Collected data:
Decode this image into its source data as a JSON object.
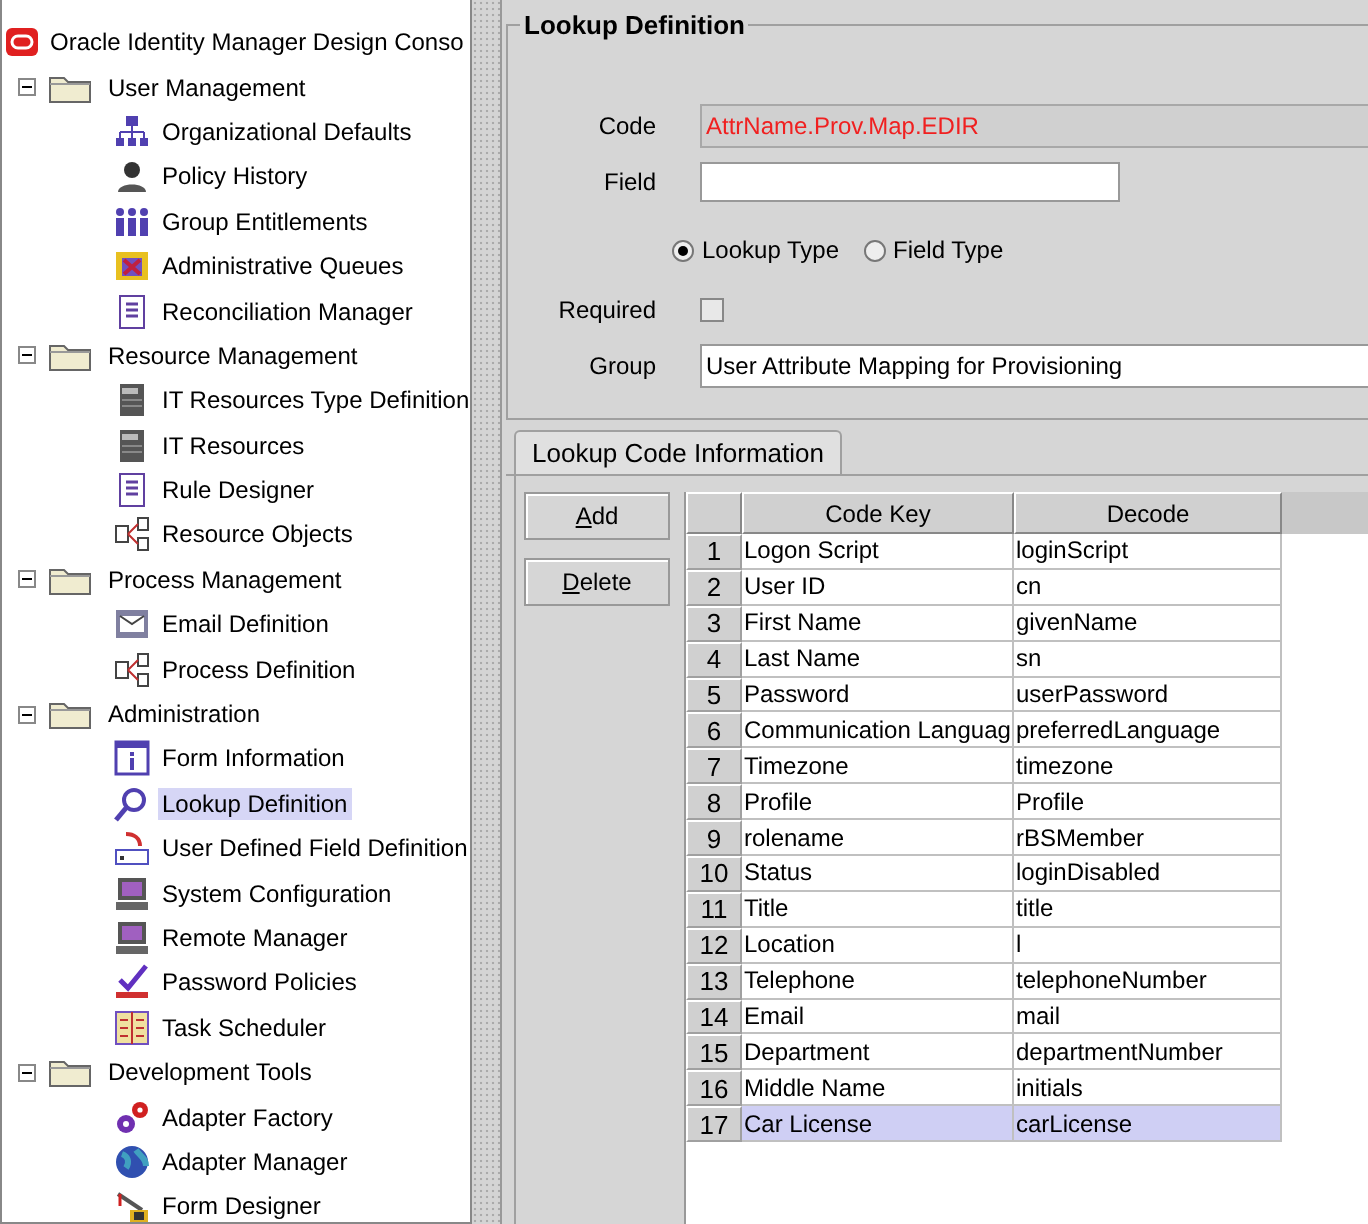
{
  "tree": {
    "title": "Oracle Identity Manager Design Conso",
    "groups": [
      {
        "label": "User Management",
        "expanded": true,
        "children": [
          {
            "label": "Organizational Defaults",
            "selected": false
          },
          {
            "label": "Policy History",
            "selected": false
          },
          {
            "label": "Group Entitlements",
            "selected": false
          },
          {
            "label": "Administrative Queues",
            "selected": false
          },
          {
            "label": "Reconciliation Manager",
            "selected": false
          }
        ]
      },
      {
        "label": "Resource Management",
        "expanded": true,
        "children": [
          {
            "label": "IT Resources Type Definition",
            "selected": false
          },
          {
            "label": "IT Resources",
            "selected": false
          },
          {
            "label": "Rule Designer",
            "selected": false
          },
          {
            "label": "Resource Objects",
            "selected": false
          }
        ]
      },
      {
        "label": "Process Management",
        "expanded": true,
        "children": [
          {
            "label": "Email Definition",
            "selected": false
          },
          {
            "label": "Process Definition",
            "selected": false
          }
        ]
      },
      {
        "label": "Administration",
        "expanded": true,
        "children": [
          {
            "label": "Form Information",
            "selected": false
          },
          {
            "label": "Lookup Definition",
            "selected": true
          },
          {
            "label": "User Defined Field Definition",
            "selected": false
          },
          {
            "label": "System Configuration",
            "selected": false
          },
          {
            "label": "Remote Manager",
            "selected": false
          },
          {
            "label": "Password Policies",
            "selected": false
          },
          {
            "label": "Task Scheduler",
            "selected": false
          }
        ]
      },
      {
        "label": "Development Tools",
        "expanded": true,
        "children": [
          {
            "label": "Adapter Factory",
            "selected": false
          },
          {
            "label": "Adapter Manager",
            "selected": false
          },
          {
            "label": "Form Designer",
            "selected": false
          }
        ]
      }
    ]
  },
  "form": {
    "title": "Lookup Definition",
    "code_label": "Code",
    "code_value": "AttrName.Prov.Map.EDIR",
    "field_label": "Field",
    "type_options": [
      {
        "label": "Lookup Type",
        "selected": true
      },
      {
        "label": "Field Type",
        "selected": false
      }
    ],
    "required_label": "Required",
    "required": false,
    "group_label": "Group",
    "group_value": "User Attribute Mapping for Provisioning"
  },
  "tabs": [
    {
      "label": "Lookup Code Information",
      "selected": true
    }
  ],
  "buttons": [
    {
      "label": "Add"
    },
    {
      "label": "Delete"
    }
  ],
  "table": {
    "columns": [
      "Code Key",
      "Decode"
    ],
    "rows": [
      {
        "num": "1",
        "key": "Logon Script",
        "decode": "loginScript",
        "selected": false
      },
      {
        "num": "2",
        "key": "User ID",
        "decode": "cn",
        "selected": false
      },
      {
        "num": "3",
        "key": "First Name",
        "decode": "givenName",
        "selected": false
      },
      {
        "num": "4",
        "key": "Last Name",
        "decode": "sn",
        "selected": false
      },
      {
        "num": "5",
        "key": "Password",
        "decode": "userPassword",
        "selected": false
      },
      {
        "num": "6",
        "key": "Communication Languag",
        "decode": "preferredLanguage",
        "selected": false
      },
      {
        "num": "7",
        "key": "Timezone",
        "decode": "timezone",
        "selected": false
      },
      {
        "num": "8",
        "key": "Profile",
        "decode": "Profile",
        "selected": false
      },
      {
        "num": "9",
        "key": "rolename",
        "decode": "rBSMember",
        "selected": false
      },
      {
        "num": "10",
        "key": "Status",
        "decode": "loginDisabled",
        "selected": false
      },
      {
        "num": "11",
        "key": "Title",
        "decode": "title",
        "selected": false
      },
      {
        "num": "12",
        "key": "Location",
        "decode": "l",
        "selected": false
      },
      {
        "num": "13",
        "key": "Telephone",
        "decode": "telephoneNumber",
        "selected": false
      },
      {
        "num": "14",
        "key": "Email",
        "decode": "mail",
        "selected": false
      },
      {
        "num": "15",
        "key": "Department",
        "decode": "departmentNumber",
        "selected": false
      },
      {
        "num": "16",
        "key": "Middle Name",
        "decode": "initials",
        "selected": false
      },
      {
        "num": "17",
        "key": "Car License",
        "decode": "carLicense",
        "selected": true
      }
    ]
  }
}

◆ Brief ◆
Please set down each line of the data above exactly as written, without the pictures.

◆ Solution below ◆
Decode this image into its source data as a JSON object.
{
  "tree": {
    "title": "Oracle Identity Manager Design Conso",
    "groups": [
      {
        "label": "User Management",
        "expanded": true,
        "children": [
          {
            "label": "Organizational Defaults",
            "selected": false
          },
          {
            "label": "Policy History",
            "selected": false
          },
          {
            "label": "Group Entitlements",
            "selected": false
          },
          {
            "label": "Administrative Queues",
            "selected": false
          },
          {
            "label": "Reconciliation Manager",
            "selected": false
          }
        ]
      },
      {
        "label": "Resource Management",
        "expanded": true,
        "children": [
          {
            "label": "IT Resources Type Definition",
            "selected": false
          },
          {
            "label": "IT Resources",
            "selected": false
          },
          {
            "label": "Rule Designer",
            "selected": false
          },
          {
            "label": "Resource Objects",
            "selected": false
          }
        ]
      },
      {
        "label": "Process Management",
        "expanded": true,
        "children": [
          {
            "label": "Email Definition",
            "selected": false
          },
          {
            "label": "Process Definition",
            "selected": false
          }
        ]
      },
      {
        "label": "Administration",
        "expanded": true,
        "children": [
          {
            "label": "Form Information",
            "selected": false
          },
          {
            "label": "Lookup Definition",
            "selected": true
          },
          {
            "label": "User Defined Field Definition",
            "selected": false
          },
          {
            "label": "System Configuration",
            "selected": false
          },
          {
            "label": "Remote Manager",
            "selected": false
          },
          {
            "label": "Password Policies",
            "selected": false
          },
          {
            "label": "Task Scheduler",
            "selected": false
          }
        ]
      },
      {
        "label": "Development Tools",
        "expanded": true,
        "children": [
          {
            "label": "Adapter Factory",
            "selected": false
          },
          {
            "label": "Adapter Manager",
            "selected": false
          },
          {
            "label": "Form Designer",
            "selected": false
          }
        ]
      }
    ]
  },
  "form": {
    "title": "Lookup Definition",
    "code_label": "Code",
    "code_value": "AttrName.Prov.Map.EDIR",
    "field_label": "Field",
    "type_options": [
      {
        "label": "Lookup Type",
        "selected": true
      },
      {
        "label": "Field Type",
        "selected": false
      }
    ],
    "required_label": "Required",
    "required": false,
    "group_label": "Group",
    "group_value": "User Attribute Mapping for Provisioning"
  },
  "tabs": [
    {
      "label": "Lookup Code Information",
      "selected": true
    }
  ],
  "buttons": [
    {
      "label": "Add"
    },
    {
      "label": "Delete"
    }
  ],
  "table": {
    "columns": [
      "Code Key",
      "Decode"
    ],
    "rows": [
      {
        "num": "1",
        "key": "Logon Script",
        "decode": "loginScript",
        "selected": false
      },
      {
        "num": "2",
        "key": "User ID",
        "decode": "cn",
        "selected": false
      },
      {
        "num": "3",
        "key": "First Name",
        "decode": "givenName",
        "selected": false
      },
      {
        "num": "4",
        "key": "Last Name",
        "decode": "sn",
        "selected": false
      },
      {
        "num": "5",
        "key": "Password",
        "decode": "userPassword",
        "selected": false
      },
      {
        "num": "6",
        "key": "Communication Languag",
        "decode": "preferredLanguage",
        "selected": false
      },
      {
        "num": "7",
        "key": "Timezone",
        "decode": "timezone",
        "selected": false
      },
      {
        "num": "8",
        "key": "Profile",
        "decode": "Profile",
        "selected": false
      },
      {
        "num": "9",
        "key": "rolename",
        "decode": "rBSMember",
        "selected": false
      },
      {
        "num": "10",
        "key": "Status",
        "decode": "loginDisabled",
        "selected": false
      },
      {
        "num": "11",
        "key": "Title",
        "decode": "title",
        "selected": false
      },
      {
        "num": "12",
        "key": "Location",
        "decode": "l",
        "selected": false
      },
      {
        "num": "13",
        "key": "Telephone",
        "decode": "telephoneNumber",
        "selected": false
      },
      {
        "num": "14",
        "key": "Email",
        "decode": "mail",
        "selected": false
      },
      {
        "num": "15",
        "key": "Department",
        "decode": "departmentNumber",
        "selected": false
      },
      {
        "num": "16",
        "key": "Middle Name",
        "decode": "initials",
        "selected": false
      },
      {
        "num": "17",
        "key": "Car License",
        "decode": "carLicense",
        "selected": true
      }
    ]
  }
}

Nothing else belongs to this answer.